_What to produce_.
Without the pictures, copy the entries below word for word.

Extracted records:
## BEGIN
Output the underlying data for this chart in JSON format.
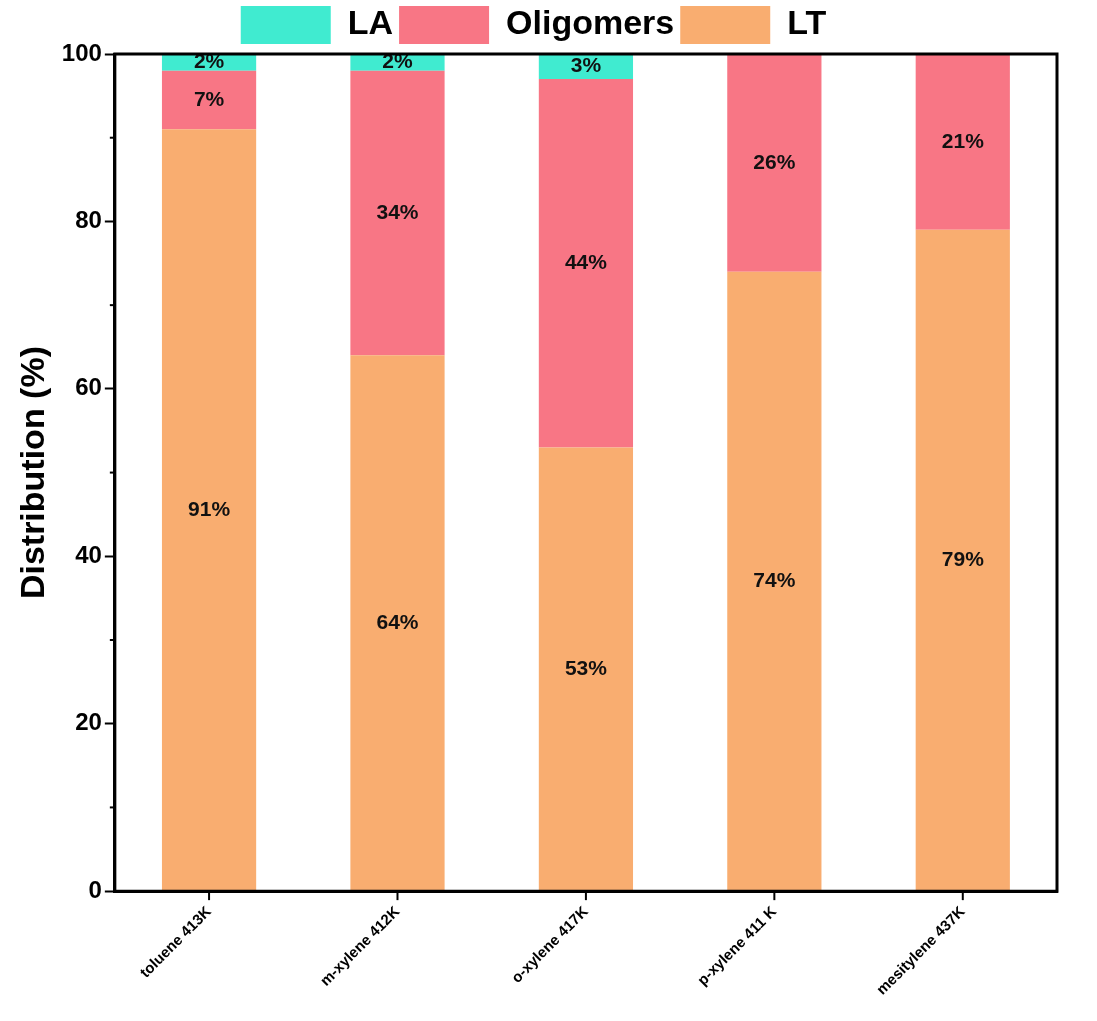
{
  "chart_data": {
    "type": "bar",
    "stacked": true,
    "ylabel": "Distribution (%)",
    "categories": [
      "toluene 413K",
      "m-xylene 412K",
      "o-xylene 417K",
      "p-xylene 411 K",
      "mesitylene 437K"
    ],
    "series": [
      {
        "name": "LT",
        "color": "#f9ad70",
        "values": [
          91,
          64,
          53,
          74,
          79
        ],
        "value_labels": [
          "91%",
          "64%",
          "53%",
          "74%",
          "79%"
        ]
      },
      {
        "name": "Oligomers",
        "color": "#f87685",
        "values": [
          7,
          34,
          44,
          26,
          21
        ],
        "value_labels": [
          "7%",
          "34%",
          "44%",
          "26%",
          "21%"
        ]
      },
      {
        "name": "LA",
        "color": "#40ebd0",
        "values": [
          2,
          2,
          3,
          null,
          null
        ],
        "value_labels": [
          "2%",
          "2%",
          "3%",
          null,
          null
        ]
      }
    ],
    "ylim": [
      0,
      100
    ],
    "yticks": [
      0,
      20,
      40,
      60,
      80,
      100
    ],
    "grid": false,
    "legend": "top"
  }
}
## END
_Exercise result_.
Output the underlying data for this chart in JSON format.
{
  "chart_data": {
    "type": "bar",
    "stacked": true,
    "ylabel": "Distribution (%)",
    "categories": [
      "toluene 413K",
      "m-xylene 412K",
      "o-xylene 417K",
      "p-xylene 411 K",
      "mesitylene 437K"
    ],
    "series": [
      {
        "name": "LT",
        "color": "#f9ad70",
        "values": [
          91,
          64,
          53,
          74,
          79
        ],
        "value_labels": [
          "91%",
          "64%",
          "53%",
          "74%",
          "79%"
        ]
      },
      {
        "name": "Oligomers",
        "color": "#f87685",
        "values": [
          7,
          34,
          44,
          26,
          21
        ],
        "value_labels": [
          "7%",
          "34%",
          "44%",
          "26%",
          "21%"
        ]
      },
      {
        "name": "LA",
        "color": "#40ebd0",
        "values": [
          2,
          2,
          3,
          null,
          null
        ],
        "value_labels": [
          "2%",
          "2%",
          "3%",
          null,
          null
        ]
      }
    ],
    "ylim": [
      0,
      100
    ],
    "yticks": [
      0,
      20,
      40,
      60,
      80,
      100
    ],
    "grid": false,
    "legend": "top"
  }
}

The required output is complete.